* WHAT YOU HAVE TO DO
Read the records below and copy each line that contains "Microsoft".

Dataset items
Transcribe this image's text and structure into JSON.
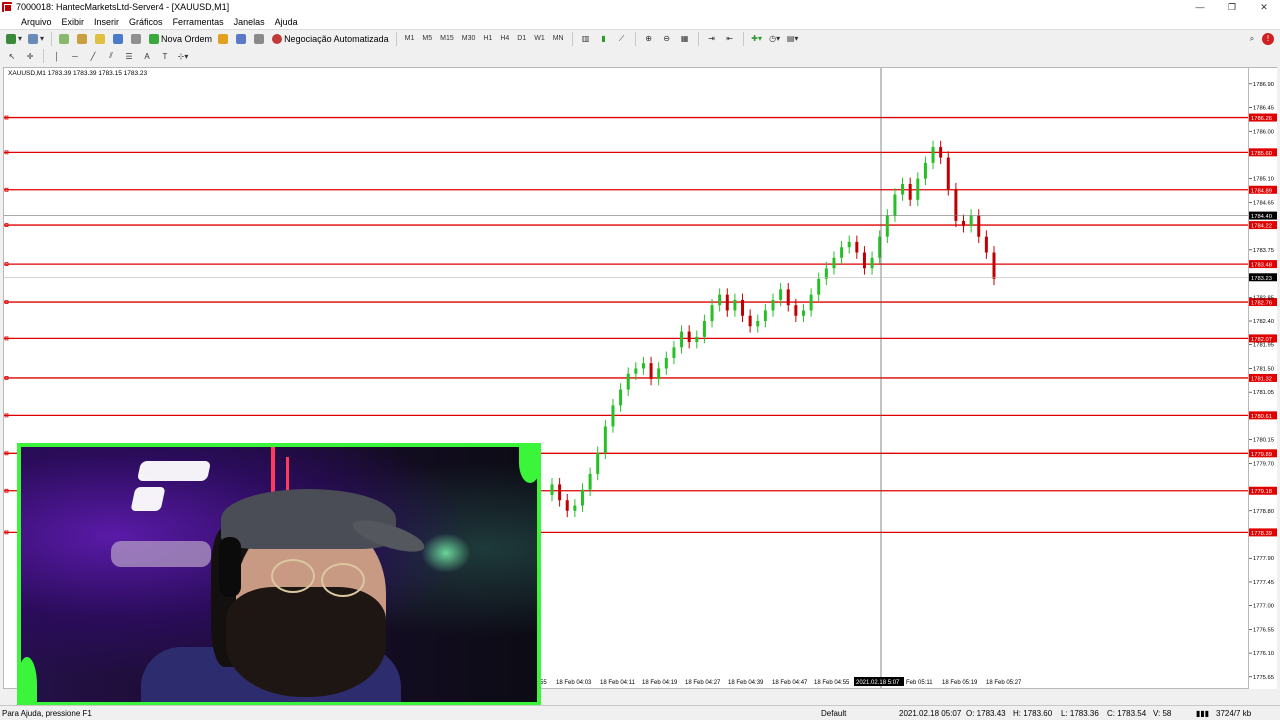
{
  "window": {
    "title": "7000018: HantecMarketsLtd-Server4 - [XAUUSD,M1]",
    "controls": [
      "—",
      "❐",
      "✕"
    ]
  },
  "menu": [
    "Arquivo",
    "Exibir",
    "Inserir",
    "Gráficos",
    "Ferramentas",
    "Janelas",
    "Ajuda"
  ],
  "toolbar": {
    "new_order": "Nova Ordem",
    "algo_trading": "Negociação Automatizada",
    "timeframes": [
      "M1",
      "M5",
      "M15",
      "M30",
      "H1",
      "H4",
      "D1",
      "W1",
      "MN"
    ]
  },
  "chart": {
    "symbol_info": "XAUUSD,M1  1783.39 1783.39 1783.15 1783.23",
    "crosshair_time": "2021.02.18 5:07",
    "accent": "#e00000",
    "bull_color": "#26c026",
    "bear_color": "#c00000"
  },
  "chart_data": {
    "type": "candlestick",
    "symbol": "XAUUSD",
    "timeframe": "M1",
    "ohlc_header": [
      1783.39,
      1783.39,
      1783.15,
      1783.23
    ],
    "current_price": 1783.23,
    "crosshair_price": 1784.4,
    "ylim": [
      1775.4,
      1787.2
    ],
    "price_ticks": [
      1786.9,
      1786.45,
      1786.0,
      1785.1,
      1784.65,
      1783.75,
      1782.85,
      1782.4,
      1781.95,
      1781.5,
      1781.05,
      1780.15,
      1779.7,
      1778.8,
      1777.9,
      1777.45,
      1777.0,
      1776.55,
      1776.1,
      1775.65
    ],
    "horizontal_lines": [
      1786.26,
      1785.6,
      1784.89,
      1784.22,
      1783.48,
      1782.76,
      1782.07,
      1781.32,
      1780.61,
      1779.89,
      1779.18,
      1778.39
    ],
    "time_ticks": [
      "55",
      "18 Feb 04:03",
      "18 Feb 04:11",
      "18 Feb 04:19",
      "18 Feb 04:27",
      "18 Feb 04:39",
      "18 Feb 04:47",
      "18 Feb 04:55",
      "Feb 05:11",
      "18 Feb 05:19",
      "18 Feb 05:27"
    ],
    "candles_close": [
      1779.3,
      1779.0,
      1778.8,
      1778.9,
      1779.2,
      1779.5,
      1779.9,
      1780.4,
      1780.8,
      1781.1,
      1781.4,
      1781.5,
      1781.6,
      1781.3,
      1781.5,
      1781.7,
      1781.9,
      1782.2,
      1782.0,
      1782.1,
      1782.4,
      1782.7,
      1782.9,
      1782.6,
      1782.8,
      1782.5,
      1782.3,
      1782.4,
      1782.6,
      1782.8,
      1783.0,
      1782.7,
      1782.5,
      1782.6,
      1782.9,
      1783.2,
      1783.4,
      1783.6,
      1783.8,
      1783.9,
      1783.7,
      1783.4,
      1783.6,
      1784.0,
      1784.4,
      1784.8,
      1785.0,
      1784.7,
      1785.1,
      1785.4,
      1785.7,
      1785.5,
      1784.9,
      1784.3,
      1784.2,
      1784.4,
      1784.0,
      1783.7,
      1783.2
    ]
  },
  "status": {
    "help": "Para Ajuda, pressione F1",
    "profile": "Default",
    "datetime": "2021.02.18 05:07",
    "open": "O: 1783.43",
    "high": "H: 1783.60",
    "low": "L: 1783.36",
    "close": "C: 1783.54",
    "volume": "V: 58",
    "traffic": "3724/7 kb"
  }
}
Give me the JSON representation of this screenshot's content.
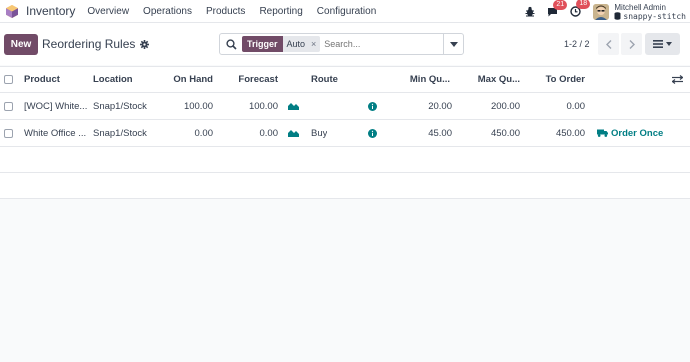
{
  "topbar": {
    "app_name": "Inventory",
    "nav": [
      "Overview",
      "Operations",
      "Products",
      "Reporting",
      "Configuration"
    ],
    "chat_count": "21",
    "activity_count": "18",
    "user_name": "Mitchell Admin",
    "db_name": "snappy-stitch"
  },
  "control": {
    "new_label": "New",
    "title": "Reordering Rules",
    "search": {
      "facet_label": "Trigger",
      "facet_value": "Auto",
      "facet_remove": "×",
      "placeholder": "Search..."
    },
    "pager": "1-2 / 2"
  },
  "table": {
    "columns": [
      "Product",
      "Location",
      "On Hand",
      "Forecast",
      "Route",
      "Min Qu...",
      "Max Qu...",
      "To Order"
    ],
    "rows": [
      {
        "product": "[WOC] White...",
        "location": "Snap1/Stock",
        "on_hand": "100.00",
        "forecast": "100.00",
        "route": "",
        "min_qty": "20.00",
        "max_qty": "200.00",
        "to_order": "0.00",
        "action": ""
      },
      {
        "product": "White Office ...",
        "location": "Snap1/Stock",
        "on_hand": "0.00",
        "forecast": "0.00",
        "route": "Buy",
        "min_qty": "45.00",
        "max_qty": "450.00",
        "to_order": "450.00",
        "action": "Order Once"
      }
    ]
  },
  "colors": {
    "brand": "#714b67",
    "accent_teal": "#017e84",
    "badge_red": "#e0505a"
  }
}
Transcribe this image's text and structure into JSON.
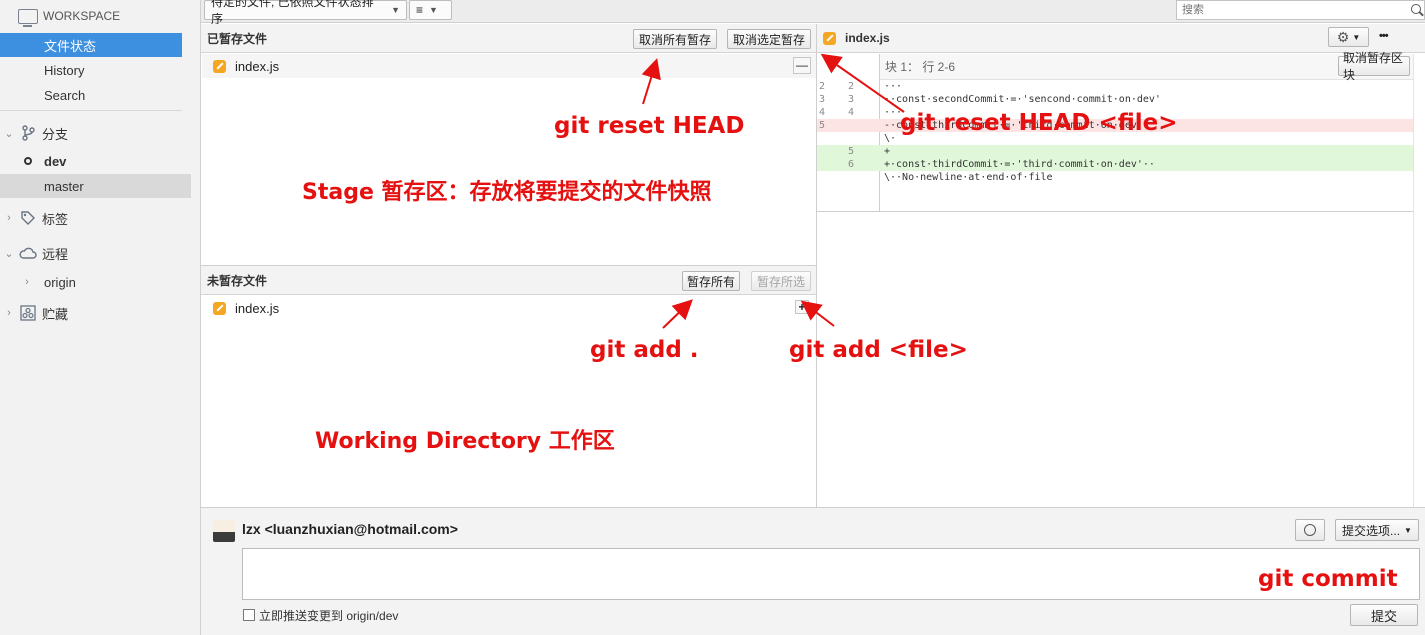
{
  "sidebar": {
    "workspace_label": "WORKSPACE",
    "items": [
      {
        "label": "文件状态"
      },
      {
        "label": "History"
      },
      {
        "label": "Search"
      }
    ],
    "branches_label": "分支",
    "branches": [
      "dev",
      "master"
    ],
    "tags_label": "标签",
    "remotes_label": "远程",
    "remotes": [
      "origin"
    ],
    "stash_label": "贮藏"
  },
  "toolbar": {
    "sort_select": "待定的文件, 已依照文件状态排序",
    "view_select": "≡",
    "search_placeholder": "搜索"
  },
  "staged": {
    "title": "已暂存文件",
    "unstage_all": "取消所有暂存",
    "unstage_selected": "取消选定暂存",
    "files": [
      "index.js"
    ],
    "row_action": "—"
  },
  "unstaged": {
    "title": "未暂存文件",
    "stage_all": "暂存所有",
    "stage_selected": "暂存所选",
    "files": [
      "index.js"
    ],
    "row_action": "+"
  },
  "diff": {
    "file_name": "index.js",
    "more": "•••",
    "hunk_header": "块 1： 行 2-6",
    "unstage_hunk": "取消暂存区块",
    "lines": [
      {
        "old": "2",
        "new": "2",
        "text": "···",
        "type": "ctx"
      },
      {
        "old": "3",
        "new": "3",
        "text": "··const·secondCommit·=·'sencond·commit·on·dev'",
        "type": "ctx"
      },
      {
        "old": "4",
        "new": "4",
        "text": "···",
        "type": "ctx"
      },
      {
        "old": "5",
        "new": "",
        "text": "-·const·thirdCommit·=·'third·commit·on·dev'",
        "type": "del"
      },
      {
        "old": "",
        "new": "",
        "text": "\\·",
        "type": "ctx"
      },
      {
        "old": "",
        "new": "5",
        "text": "+",
        "type": "add"
      },
      {
        "old": "",
        "new": "6",
        "text": "+·const·thirdCommit·=·'third·commit·on·dev'··",
        "type": "add"
      },
      {
        "old": "",
        "new": "",
        "text": "\\··No·newline·at·end·of·file",
        "type": "ctx"
      }
    ]
  },
  "annotations": {
    "reset_head": "git reset HEAD",
    "reset_head_file": "git reset HEAD <file>",
    "stage_desc": "Stage 暂存区：存放将要提交的文件快照",
    "add_all": "git add .",
    "add_file": "git add <file>",
    "working_dir": "Working Directory 工作区",
    "commit": "git commit"
  },
  "commit": {
    "author": "lzx <luanzhuxian@hotmail.com>",
    "options": "提交选项...",
    "push_label": "立即推送变更到 origin/dev",
    "submit": "提交"
  },
  "colors": {
    "accent": "#3d8fe0",
    "annotation": "#e51010",
    "js_icon": "#f5a623",
    "diff_add": "#e0f7d9",
    "diff_del": "#fde4e4"
  }
}
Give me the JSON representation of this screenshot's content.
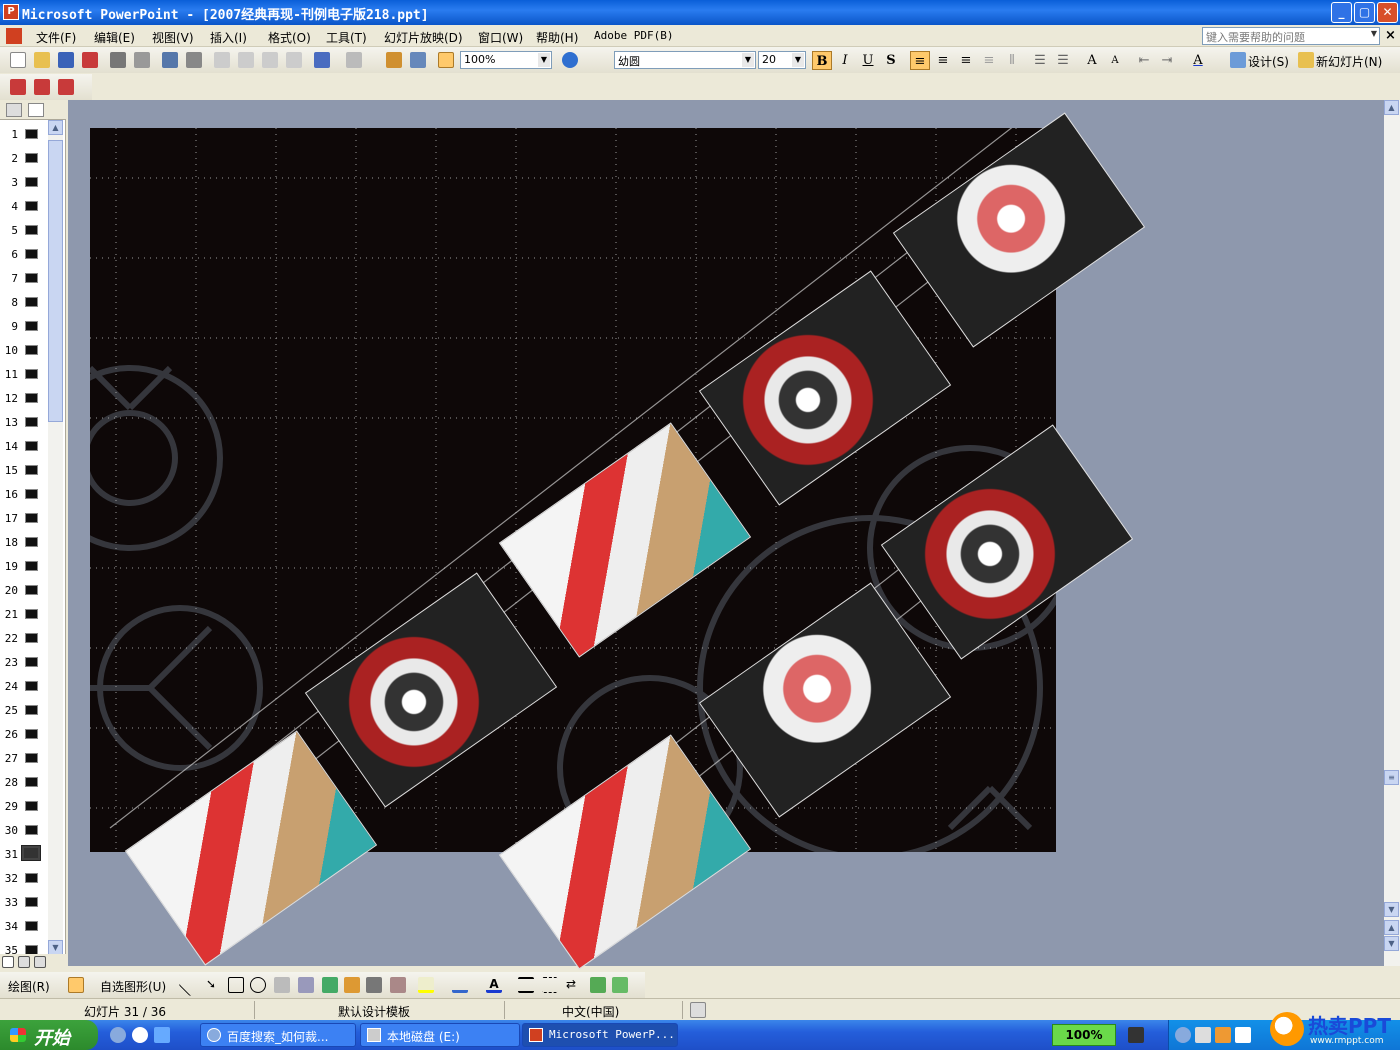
{
  "titlebar": {
    "title": "Microsoft PowerPoint - [2007经典再现-刊例电子版218.ppt]",
    "min": "_",
    "restore": "▢",
    "close": "✕"
  },
  "menu": {
    "items": [
      "文件(F)",
      "编辑(E)",
      "视图(V)",
      "插入(I)",
      "格式(O)",
      "工具(T)",
      "幻灯片放映(D)",
      "窗口(W)",
      "帮助(H)",
      "Adobe PDF(B)"
    ],
    "help_placeholder": "键入需要帮助的问题",
    "close": "×"
  },
  "toolbar": {
    "zoom": "100%",
    "font_name": "幼圆",
    "font_size": "20",
    "bold": "B",
    "italic": "I",
    "underline": "U",
    "shadow": "S",
    "design_label": "设计(S)",
    "new_slide_label": "新幻灯片(N)"
  },
  "slides": {
    "numbers": [
      "1",
      "2",
      "3",
      "4",
      "5",
      "6",
      "7",
      "8",
      "9",
      "10",
      "11",
      "12",
      "13",
      "14",
      "15",
      "16",
      "17",
      "18",
      "19",
      "20",
      "21",
      "22",
      "23",
      "24",
      "25",
      "26",
      "27",
      "28",
      "29",
      "30",
      "31",
      "32",
      "33",
      "34",
      "35"
    ],
    "selected": "31"
  },
  "drawbar": {
    "draw_label": "绘图(R)",
    "autoshapes_label": "自选图形(U)"
  },
  "status": {
    "slide_info": "幻灯片 31 / 36",
    "template": "默认设计模板",
    "language": "中文(中国)"
  },
  "taskbar": {
    "start": "开始",
    "tasks": [
      "百度搜索_如何裁...",
      "本地磁盘 (E:)",
      "Microsoft PowerP..."
    ],
    "zoom_badge": "100%",
    "brand": "热卖PPT",
    "brand_sub": "www.rmppt.com"
  },
  "colors": {
    "slide_bg": "#0e0808",
    "workspace": "#8e98ad",
    "title_blue": "#0a5fd8",
    "taskbar_blue": "#245edb"
  }
}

* RESPONSE BELOW
    "title": "Microsoft PowerPoint - [2007经典再现-刊例电子版218.ppt]",
      "Microsoft PowerP..."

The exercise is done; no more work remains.